_Description of the task_: Repeat the records below exactly, leaving out every picture.
━━━━
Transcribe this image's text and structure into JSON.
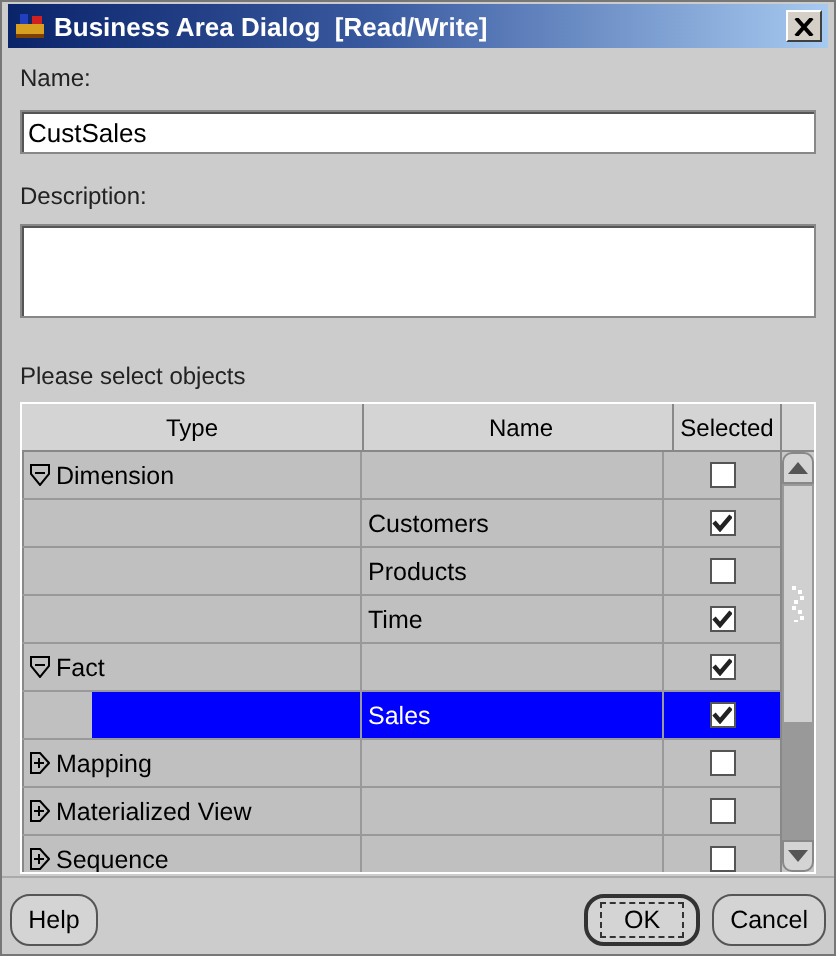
{
  "window": {
    "title": "Business Area Dialog  [Read/Write]"
  },
  "name_field": {
    "label": "Name:",
    "value": "CustSales"
  },
  "description_field": {
    "label": "Description:"
  },
  "table": {
    "caption": "Please select objects",
    "columns": [
      "Type",
      "Name",
      "Selected"
    ],
    "rows": [
      {
        "type": "Dimension",
        "expanded": true,
        "checked": false,
        "children": [
          {
            "name": "Customers",
            "checked": true,
            "selected": false
          },
          {
            "name": "Products",
            "checked": false,
            "selected": false
          },
          {
            "name": "Time",
            "checked": true,
            "selected": false
          }
        ]
      },
      {
        "type": "Fact",
        "expanded": true,
        "checked": true,
        "children": [
          {
            "name": "Sales",
            "checked": true,
            "selected": true
          }
        ]
      },
      {
        "type": "Mapping",
        "expanded": false,
        "checked": false
      },
      {
        "type": "Materialized View",
        "expanded": false,
        "checked": false
      },
      {
        "type": "Sequence",
        "expanded": false,
        "checked": false
      }
    ]
  },
  "left_buttons": [
    {
      "label": "Help",
      "focused": false
    }
  ],
  "right_buttons": [
    {
      "label": "OK",
      "focused": true
    },
    {
      "label": "Cancel",
      "focused": false
    }
  ]
}
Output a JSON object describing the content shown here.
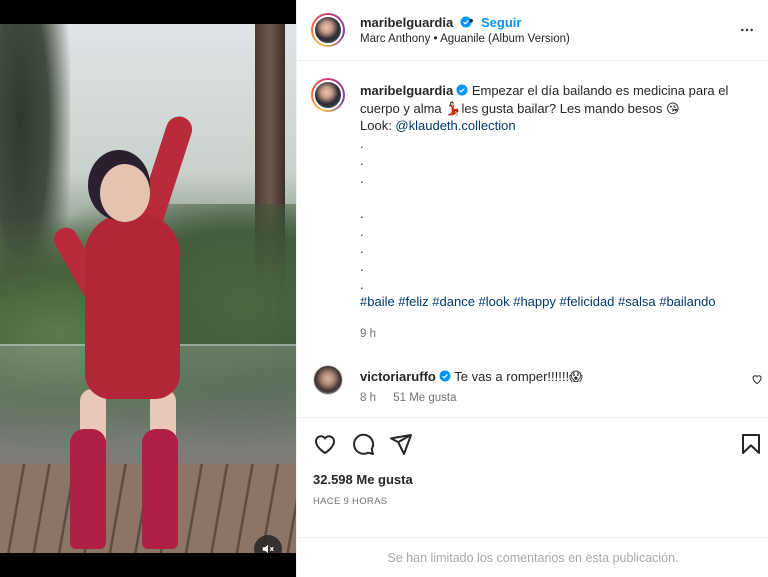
━━━━
_The completed task_:
Transcribe this image's text and structure into JSON.
{
  "window": {
    "title": "Business Area Dialog  [Read/Write]"
  },
  "name_field": {
    "label": "Name:",
    "value": "CustSales"
  },
  "description_field": {
    "label": "Description:"
  },
  "table": {
    "caption": "Please select objects",
    "columns": [
      "Type",
      "Name",
      "Selected"
    ],
    "rows": [
      {
        "type": "Dimension",
        "expanded": true,
        "checked": false,
        "children": [
          {
            "name": "Customers",
            "checked": true,
            "selected": false
          },
          {
            "name": "Products",
            "checked": false,
            "selected": false
          },
          {
            "name": "Time",
            "checked": true,
            "selected": false
          }
        ]
      },
      {
        "type": "Fact",
        "expanded": true,
        "checked": true,
        "children": [
          {
            "name": "Sales",
            "checked": true,
            "selected": true
          }
        ]
      },
      {
        "type": "Mapping",
        "expanded": false,
        "checked": false
      },
      {
        "type": "Materialized View",
        "expanded": false,
        "checked": false
      },
      {
        "type": "Sequence",
        "expanded": false,
        "checked": false
      }
    ]
  },
  "left_buttons": [
    {
      "label": "Help",
      "focused": false
    }
  ],
  "right_buttons": [
    {
      "label": "OK",
      "focused": true
    },
    {
      "label": "Cancel",
      "focused": false
    }
  ]
}
Output a JSON object describing the content shown here.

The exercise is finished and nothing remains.